Structured figure records

■ ■ ■ ■ ■ ■ ■

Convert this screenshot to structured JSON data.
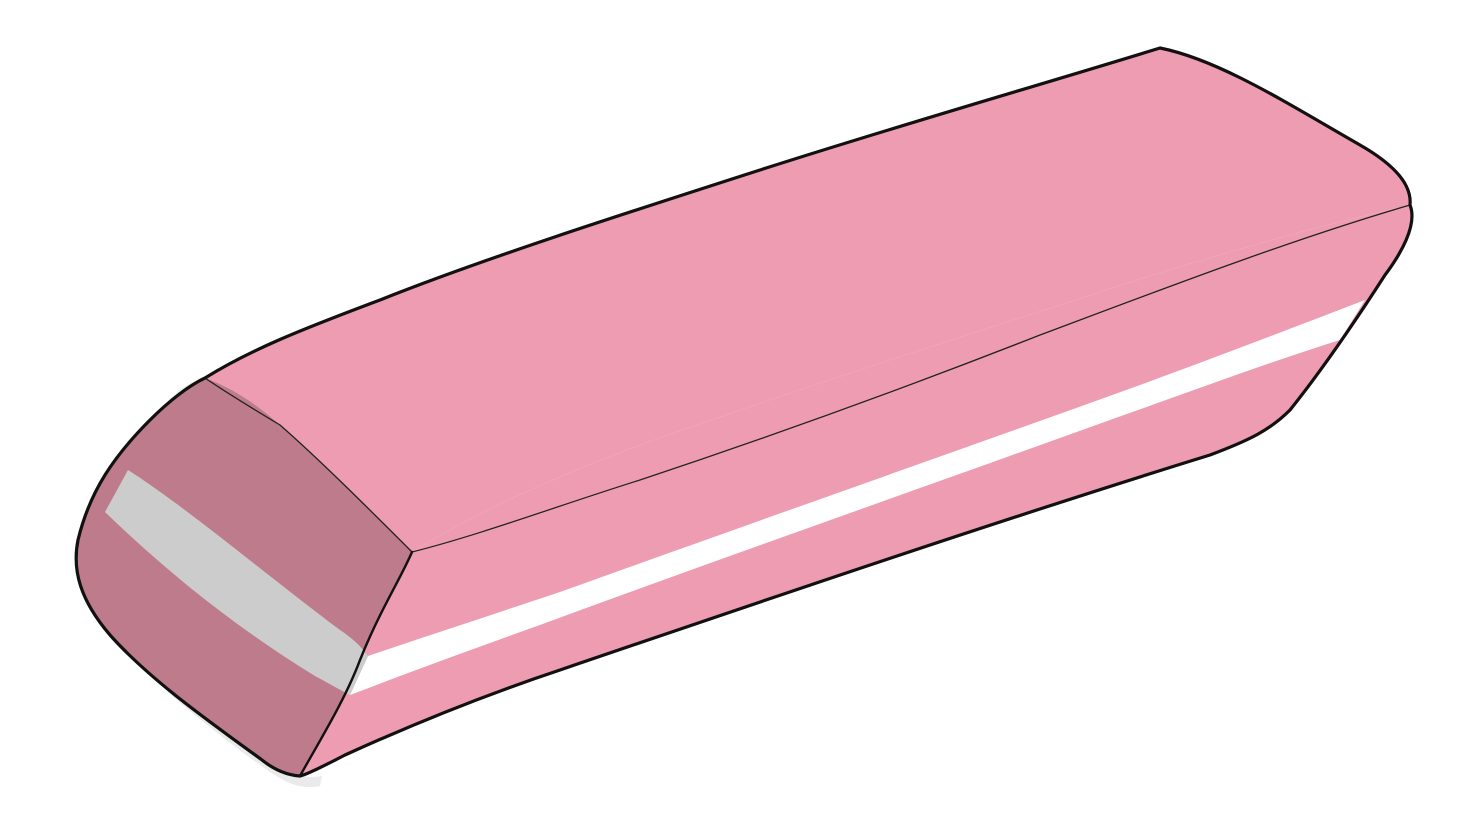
{
  "colors": {
    "background": "#ffffff",
    "eraser_face_top": "#ee9cb1",
    "eraser_face_side": "#ee9cb1",
    "eraser_end_cap": "#be7b8b",
    "stripe_side": "#ffffff",
    "stripe_end": "#cccccc",
    "outline": "#111111",
    "shadow": "#d9d9d9"
  },
  "icons": {
    "subject": "eraser-icon"
  }
}
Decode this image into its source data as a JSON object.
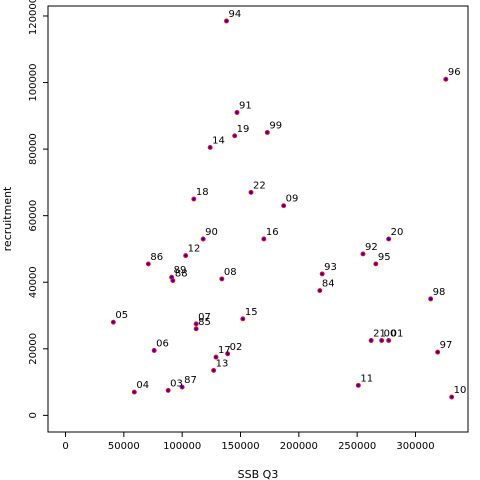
{
  "chart_data": {
    "type": "scatter",
    "xlabel": "SSB Q3",
    "ylabel": "recruitment",
    "xlim": [
      -15000,
      345000
    ],
    "ylim": [
      -5000,
      123000
    ],
    "x_ticks": [
      0,
      50000,
      100000,
      150000,
      200000,
      250000,
      300000
    ],
    "y_ticks": [
      0,
      20000,
      40000,
      60000,
      80000,
      100000,
      120000
    ],
    "grid": false,
    "colors": {
      "point_fill": "#0000ff",
      "point_edge": "#ff0000",
      "axes": "#000000"
    },
    "points": [
      {
        "label": "94",
        "x": 138000,
        "y": 118500
      },
      {
        "label": "96",
        "x": 326000,
        "y": 101000
      },
      {
        "label": "91",
        "x": 147000,
        "y": 91000
      },
      {
        "label": "19",
        "x": 145000,
        "y": 84000
      },
      {
        "label": "99",
        "x": 173000,
        "y": 85000
      },
      {
        "label": "14",
        "x": 124000,
        "y": 80500
      },
      {
        "label": "22",
        "x": 159000,
        "y": 67000
      },
      {
        "label": "18",
        "x": 110000,
        "y": 65000
      },
      {
        "label": "09",
        "x": 187000,
        "y": 63000
      },
      {
        "label": "16",
        "x": 170000,
        "y": 53000
      },
      {
        "label": "20",
        "x": 277000,
        "y": 53000
      },
      {
        "label": "90",
        "x": 118000,
        "y": 53000
      },
      {
        "label": "92",
        "x": 255000,
        "y": 48500
      },
      {
        "label": "12",
        "x": 103000,
        "y": 48000
      },
      {
        "label": "86",
        "x": 71000,
        "y": 45500
      },
      {
        "label": "95",
        "x": 266000,
        "y": 45500
      },
      {
        "label": "93",
        "x": 220000,
        "y": 42500
      },
      {
        "label": "89",
        "x": 91000,
        "y": 41500
      },
      {
        "label": "88",
        "x": 92000,
        "y": 40500
      },
      {
        "label": "08",
        "x": 134000,
        "y": 41000
      },
      {
        "label": "84",
        "x": 218000,
        "y": 37500
      },
      {
        "label": "98",
        "x": 313000,
        "y": 35000
      },
      {
        "label": "05",
        "x": 41000,
        "y": 28000
      },
      {
        "label": "15",
        "x": 152000,
        "y": 29000
      },
      {
        "label": "07",
        "x": 112000,
        "y": 27500
      },
      {
        "label": "85",
        "x": 112000,
        "y": 26000
      },
      {
        "label": "21",
        "x": 262000,
        "y": 22500
      },
      {
        "label": "00",
        "x": 271000,
        "y": 22500
      },
      {
        "label": "01",
        "x": 277000,
        "y": 22500
      },
      {
        "label": "06",
        "x": 76000,
        "y": 19500
      },
      {
        "label": "02",
        "x": 139000,
        "y": 18500
      },
      {
        "label": "97",
        "x": 319000,
        "y": 19000
      },
      {
        "label": "17",
        "x": 129000,
        "y": 17500
      },
      {
        "label": "13",
        "x": 127000,
        "y": 13500
      },
      {
        "label": "87",
        "x": 100000,
        "y": 8500
      },
      {
        "label": "11",
        "x": 251000,
        "y": 9000
      },
      {
        "label": "03",
        "x": 88000,
        "y": 7500
      },
      {
        "label": "04",
        "x": 59000,
        "y": 7000
      },
      {
        "label": "10",
        "x": 331000,
        "y": 5500
      }
    ]
  }
}
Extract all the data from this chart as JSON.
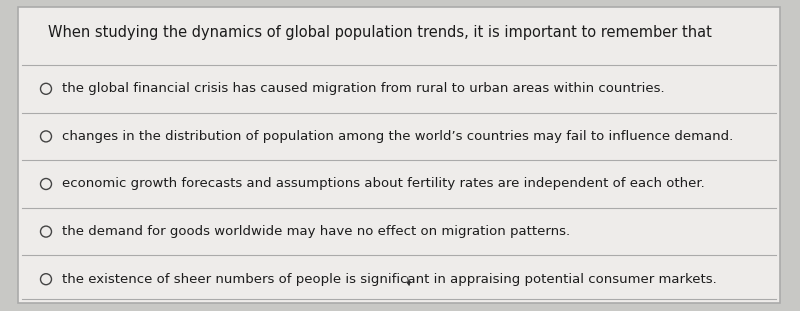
{
  "background_color": "#c8c8c5",
  "card_color": "#eeecea",
  "card_border_color": "#aaaaaa",
  "title": "When studying the dynamics of global population trends, it is important to remember that",
  "title_fontsize": 10.5,
  "title_color": "#1c1c1c",
  "options": [
    "the global financial crisis has caused migration from rural to urban areas within countries.",
    "changes in the distribution of population among the world’s countries may fail to influence demand.",
    "economic growth forecasts and assumptions about fertility rates are independent of each other.",
    "the demand for goods worldwide may have no effect on migration patterns.",
    "the existence of sheer numbers of people is significant in appraising potential consumer markets."
  ],
  "option_fontsize": 9.5,
  "option_color": "#1c1c1c",
  "circle_color": "#444444",
  "separator_color": "#aaaaaa",
  "figsize": [
    8.0,
    3.11
  ],
  "dpi": 100
}
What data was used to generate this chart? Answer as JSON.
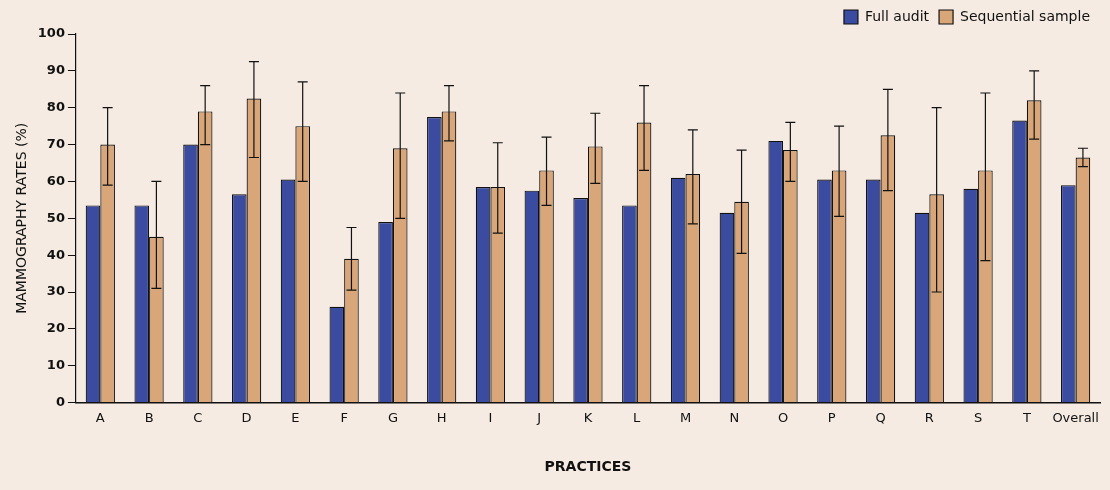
{
  "chart_data": {
    "type": "bar",
    "xlabel": "PRACTICES",
    "ylabel": "MAMMOGRAPHY RATES (%)",
    "categories": [
      "A",
      "B",
      "C",
      "D",
      "E",
      "F",
      "G",
      "H",
      "I",
      "J",
      "K",
      "L",
      "M",
      "N",
      "O",
      "P",
      "Q",
      "R",
      "S",
      "T",
      "Overall"
    ],
    "series": [
      {
        "name": "Full audit",
        "color": "#3a4ba0",
        "values": [
          53.5,
          53.5,
          70,
          56.5,
          60.5,
          26,
          49,
          77.5,
          58.5,
          57.5,
          55.5,
          53.5,
          61,
          51.5,
          71,
          60.5,
          60.5,
          51.5,
          58,
          76.5,
          59
        ]
      },
      {
        "name": "Sequential sample",
        "color": "#d8a679",
        "values": [
          70,
          45,
          79,
          82.5,
          75,
          39,
          69,
          79,
          58.5,
          63,
          69.5,
          76,
          62,
          54.5,
          68.5,
          63,
          72.5,
          56.5,
          63,
          82,
          66.5
        ],
        "errors": [
          [
            59,
            80
          ],
          [
            31,
            60
          ],
          [
            70,
            86
          ],
          [
            66.5,
            92.5
          ],
          [
            60,
            87
          ],
          [
            30.5,
            47.5
          ],
          [
            50,
            84
          ],
          [
            71,
            86
          ],
          [
            46,
            70.5
          ],
          [
            53.5,
            72
          ],
          [
            59.5,
            78.5
          ],
          [
            63,
            86
          ],
          [
            48.5,
            74
          ],
          [
            40.5,
            68.5
          ],
          [
            60,
            76
          ],
          [
            50.5,
            75
          ],
          [
            57.5,
            85
          ],
          [
            30,
            80
          ],
          [
            38.5,
            84
          ],
          [
            71.5,
            90
          ],
          [
            64,
            69
          ]
        ]
      }
    ],
    "ylim": [
      0,
      100
    ],
    "yticks": [
      0,
      10,
      20,
      30,
      40,
      50,
      60,
      70,
      80,
      90,
      100
    ],
    "grid": false,
    "legend": "top right"
  }
}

■ ■ ■ ■ ■ ■ ■

_Task_
In the entries above, locate every line with the word "this" and copy it.

_Answer for the task_
Convert this screenshot to structured JSON data.
Decode this image into its source data as a JSON object.
Extract all the data from this chart as JSON.
What data was used to generate this chart? Answer as JSON.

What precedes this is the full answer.